▶ _Written task_: Transcribe all of the material exactly. Any picture in it should be left out.

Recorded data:
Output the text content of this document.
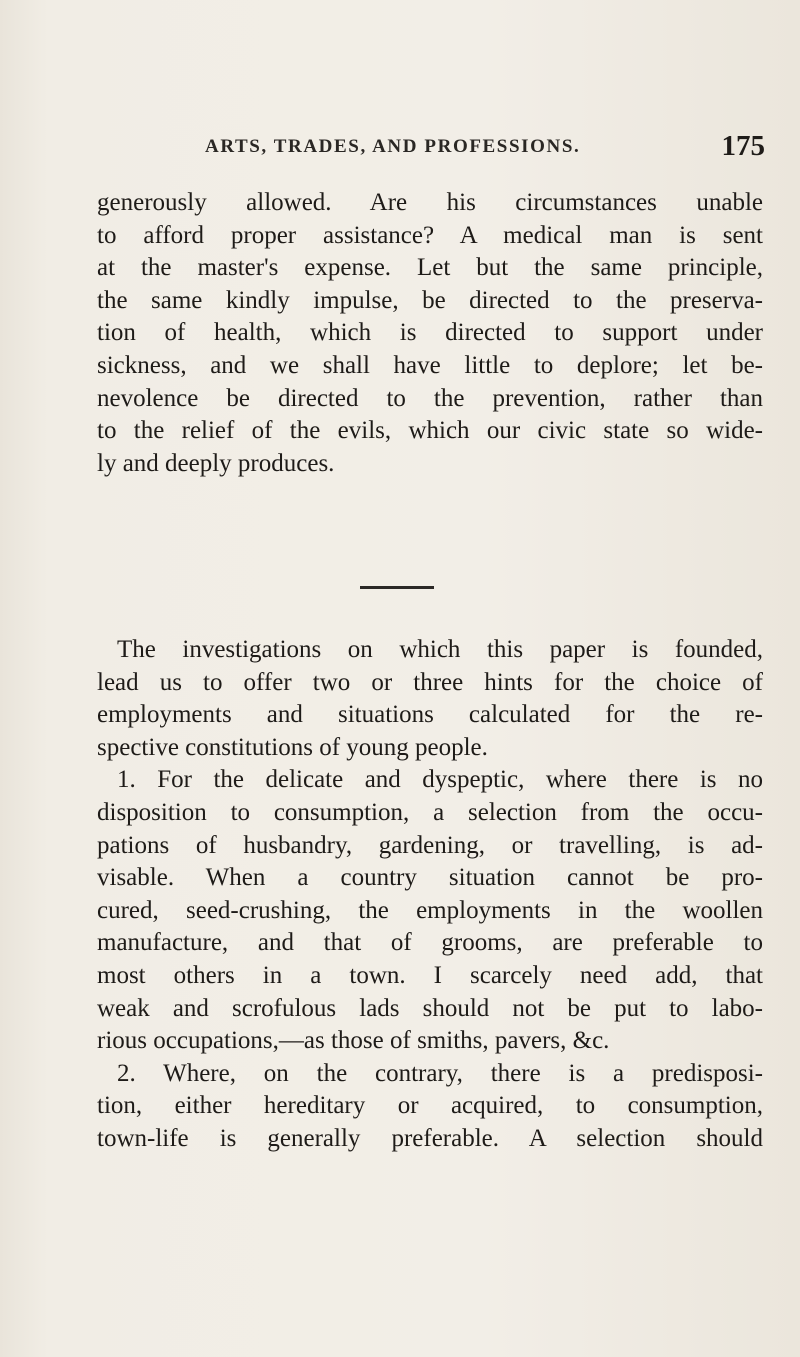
ARTS, TRADES, AND PROFESSIONS.	175
generously allowed. Are his circumstances unable
to afford proper assistance? A medical man is sent
at the master's expense. Let but the same principle,
the same kindly impulse, be directed to the preserva-
tion of health, which is directed to support under
sickness, and we shall have little to deplore; let be-
nevolence be directed to the prevention, rather than
to the relief of the evils, which our civic state so wide-
ly and deeply produces.
The investigations on which this paper is founded,
lead us to offer two or three hints for the choice of
employments and situations calculated for the re-
spective constitutions of young people.
1. For the delicate and dyspeptic, where there is no
disposition to consumption, a selection from the occu-
pations of husbandry, gardening, or travelling, is ad-
visable. When a country situation cannot be pro-
cured, seed-crushing, the employments in the woollen
manufacture, and that of grooms, are preferable to
most others in a town. I scarcely need add, that
weak and scrofulous lads should not be put to labo-
rious occupations,—as those of smiths, pavers, &c.
2. Where, on the contrary, there is a predisposi-
tion, either hereditary or acquired, to consumption,
town-life is generally preferable. A selection should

▶ _Answer to this problem_:
Output the text content of this document.
ARTS, TRADES, AND PROFESSIONS.	175
generously allowed. Are his circumstances unable
to afford proper assistance? A medical man is sent
at the master's expense. Let but the same principle,
the same kindly impulse, be directed to the preserva-
tion of health, which is directed to support under
sickness, and we shall have little to deplore; let be-
nevolence be directed to the prevention, rather than
to the relief of the evils, which our civic state so wide-
ly and deeply produces.
The investigations on which this paper is founded,
lead us to offer two or three hints for the choice of
employments and situations calculated for the re-
spective constitutions of young people.
1. For the delicate and dyspeptic, where there is no
disposition to consumption, a selection from the occu-
pations of husbandry, gardening, or travelling, is ad-
visable. When a country situation cannot be pro-
cured, seed-crushing, the employments in the woollen
manufacture, and that of grooms, are preferable to
most others in a town. I scarcely need add, that
weak and scrofulous lads should not be put to labo-
rious occupations,—as those of smiths, pavers, &c.
2. Where, on the contrary, there is a predisposi-
tion, either hereditary or acquired, to consumption,
town-life is generally preferable. A selection should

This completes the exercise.